>> Begin Data provided
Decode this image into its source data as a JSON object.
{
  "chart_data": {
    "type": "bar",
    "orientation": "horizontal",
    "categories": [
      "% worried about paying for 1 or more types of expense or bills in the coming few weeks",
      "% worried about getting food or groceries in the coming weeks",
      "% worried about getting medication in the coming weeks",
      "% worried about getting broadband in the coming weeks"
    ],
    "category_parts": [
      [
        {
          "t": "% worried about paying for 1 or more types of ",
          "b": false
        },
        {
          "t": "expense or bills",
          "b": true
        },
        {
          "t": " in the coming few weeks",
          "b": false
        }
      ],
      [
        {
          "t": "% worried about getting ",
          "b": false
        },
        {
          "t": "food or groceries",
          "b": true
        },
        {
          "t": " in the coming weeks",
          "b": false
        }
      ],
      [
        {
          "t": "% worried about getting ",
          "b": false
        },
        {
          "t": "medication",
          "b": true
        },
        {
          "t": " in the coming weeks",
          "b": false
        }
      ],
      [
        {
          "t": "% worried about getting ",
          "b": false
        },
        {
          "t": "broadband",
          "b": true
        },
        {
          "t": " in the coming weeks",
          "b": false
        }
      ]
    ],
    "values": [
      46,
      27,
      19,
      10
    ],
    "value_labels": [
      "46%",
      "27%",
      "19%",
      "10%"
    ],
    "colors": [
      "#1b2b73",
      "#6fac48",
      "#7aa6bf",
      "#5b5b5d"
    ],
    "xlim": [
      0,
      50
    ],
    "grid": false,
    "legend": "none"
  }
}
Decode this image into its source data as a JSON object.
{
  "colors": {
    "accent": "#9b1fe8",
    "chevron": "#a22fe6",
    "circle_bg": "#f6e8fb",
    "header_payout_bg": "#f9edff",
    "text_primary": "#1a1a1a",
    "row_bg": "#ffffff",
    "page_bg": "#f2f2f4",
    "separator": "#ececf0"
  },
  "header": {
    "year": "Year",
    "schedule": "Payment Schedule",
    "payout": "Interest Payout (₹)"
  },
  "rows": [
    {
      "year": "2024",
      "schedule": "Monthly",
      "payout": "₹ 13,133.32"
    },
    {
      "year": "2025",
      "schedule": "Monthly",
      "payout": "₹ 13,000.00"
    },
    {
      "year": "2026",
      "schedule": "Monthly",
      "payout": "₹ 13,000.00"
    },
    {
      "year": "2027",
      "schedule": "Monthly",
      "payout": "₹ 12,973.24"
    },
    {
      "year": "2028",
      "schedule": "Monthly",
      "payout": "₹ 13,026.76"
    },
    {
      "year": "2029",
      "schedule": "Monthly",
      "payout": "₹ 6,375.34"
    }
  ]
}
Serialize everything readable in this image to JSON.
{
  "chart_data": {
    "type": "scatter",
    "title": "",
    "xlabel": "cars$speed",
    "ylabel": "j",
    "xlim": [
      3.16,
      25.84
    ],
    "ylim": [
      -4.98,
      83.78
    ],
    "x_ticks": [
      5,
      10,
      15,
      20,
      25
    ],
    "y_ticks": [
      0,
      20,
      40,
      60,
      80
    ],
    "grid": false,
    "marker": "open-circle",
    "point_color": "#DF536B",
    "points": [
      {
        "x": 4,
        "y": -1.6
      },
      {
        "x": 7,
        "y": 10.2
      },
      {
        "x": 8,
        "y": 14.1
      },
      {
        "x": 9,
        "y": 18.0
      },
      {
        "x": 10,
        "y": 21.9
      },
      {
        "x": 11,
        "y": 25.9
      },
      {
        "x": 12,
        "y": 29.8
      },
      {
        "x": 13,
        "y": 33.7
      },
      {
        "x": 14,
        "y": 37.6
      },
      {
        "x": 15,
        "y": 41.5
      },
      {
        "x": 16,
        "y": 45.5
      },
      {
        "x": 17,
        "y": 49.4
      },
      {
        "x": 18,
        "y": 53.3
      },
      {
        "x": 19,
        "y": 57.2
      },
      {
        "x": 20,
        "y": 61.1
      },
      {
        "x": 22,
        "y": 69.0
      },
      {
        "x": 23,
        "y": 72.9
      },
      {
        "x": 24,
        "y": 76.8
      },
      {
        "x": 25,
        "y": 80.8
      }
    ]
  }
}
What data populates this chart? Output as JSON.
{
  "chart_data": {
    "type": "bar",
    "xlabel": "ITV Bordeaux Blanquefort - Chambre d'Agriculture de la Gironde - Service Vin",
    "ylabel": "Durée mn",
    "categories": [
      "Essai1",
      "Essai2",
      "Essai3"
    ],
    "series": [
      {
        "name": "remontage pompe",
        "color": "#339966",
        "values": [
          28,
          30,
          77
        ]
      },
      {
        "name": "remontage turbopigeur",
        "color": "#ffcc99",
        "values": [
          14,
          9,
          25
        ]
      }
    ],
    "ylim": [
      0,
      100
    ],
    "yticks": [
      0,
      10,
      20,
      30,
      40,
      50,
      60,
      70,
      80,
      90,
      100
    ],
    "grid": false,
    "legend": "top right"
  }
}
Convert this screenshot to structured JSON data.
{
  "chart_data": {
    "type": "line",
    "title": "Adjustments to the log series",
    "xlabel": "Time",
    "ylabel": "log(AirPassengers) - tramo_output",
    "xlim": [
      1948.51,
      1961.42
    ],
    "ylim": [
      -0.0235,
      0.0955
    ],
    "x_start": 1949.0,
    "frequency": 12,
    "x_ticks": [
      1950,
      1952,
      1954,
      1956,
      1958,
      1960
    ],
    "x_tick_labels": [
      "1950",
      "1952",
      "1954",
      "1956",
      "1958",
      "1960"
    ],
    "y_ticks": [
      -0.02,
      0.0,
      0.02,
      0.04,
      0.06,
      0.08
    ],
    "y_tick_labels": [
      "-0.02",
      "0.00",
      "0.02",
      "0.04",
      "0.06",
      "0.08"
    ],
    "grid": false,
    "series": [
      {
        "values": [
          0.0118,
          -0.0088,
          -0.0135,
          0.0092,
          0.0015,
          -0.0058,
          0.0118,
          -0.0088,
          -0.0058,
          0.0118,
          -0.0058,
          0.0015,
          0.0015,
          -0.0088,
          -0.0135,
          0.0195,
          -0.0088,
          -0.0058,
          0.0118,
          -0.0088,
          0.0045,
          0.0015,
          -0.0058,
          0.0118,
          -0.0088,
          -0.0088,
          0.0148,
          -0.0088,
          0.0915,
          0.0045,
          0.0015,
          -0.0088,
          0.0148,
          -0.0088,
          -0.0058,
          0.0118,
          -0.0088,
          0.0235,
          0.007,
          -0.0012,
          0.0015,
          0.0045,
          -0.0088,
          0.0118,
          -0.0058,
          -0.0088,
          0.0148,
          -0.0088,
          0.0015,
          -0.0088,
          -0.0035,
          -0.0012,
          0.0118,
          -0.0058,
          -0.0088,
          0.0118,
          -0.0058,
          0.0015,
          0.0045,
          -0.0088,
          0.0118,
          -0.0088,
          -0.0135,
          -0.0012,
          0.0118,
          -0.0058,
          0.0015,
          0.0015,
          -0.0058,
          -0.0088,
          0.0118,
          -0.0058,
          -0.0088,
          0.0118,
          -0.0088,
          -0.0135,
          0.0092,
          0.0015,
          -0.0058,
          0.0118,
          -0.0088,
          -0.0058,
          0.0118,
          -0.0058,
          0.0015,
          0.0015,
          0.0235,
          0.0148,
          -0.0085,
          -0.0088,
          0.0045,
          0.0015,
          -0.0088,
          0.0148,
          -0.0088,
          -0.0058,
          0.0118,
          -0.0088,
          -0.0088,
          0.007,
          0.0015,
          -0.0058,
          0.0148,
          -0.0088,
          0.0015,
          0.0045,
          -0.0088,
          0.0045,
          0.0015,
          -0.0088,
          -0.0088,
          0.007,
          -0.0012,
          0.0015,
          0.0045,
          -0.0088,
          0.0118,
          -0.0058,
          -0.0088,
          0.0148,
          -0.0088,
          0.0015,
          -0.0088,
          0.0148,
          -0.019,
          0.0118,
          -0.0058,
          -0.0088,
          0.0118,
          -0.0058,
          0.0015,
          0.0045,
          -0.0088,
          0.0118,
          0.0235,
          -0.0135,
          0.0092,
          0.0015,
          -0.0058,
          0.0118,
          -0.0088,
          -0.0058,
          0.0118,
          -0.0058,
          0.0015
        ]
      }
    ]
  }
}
>> End Data provided
What you need to do = Copy out every line of the material above that mentions the word "groceries".

Worked solution =
      "% worried about getting food or groceries in the coming weeks",
          "t": "food or groceries",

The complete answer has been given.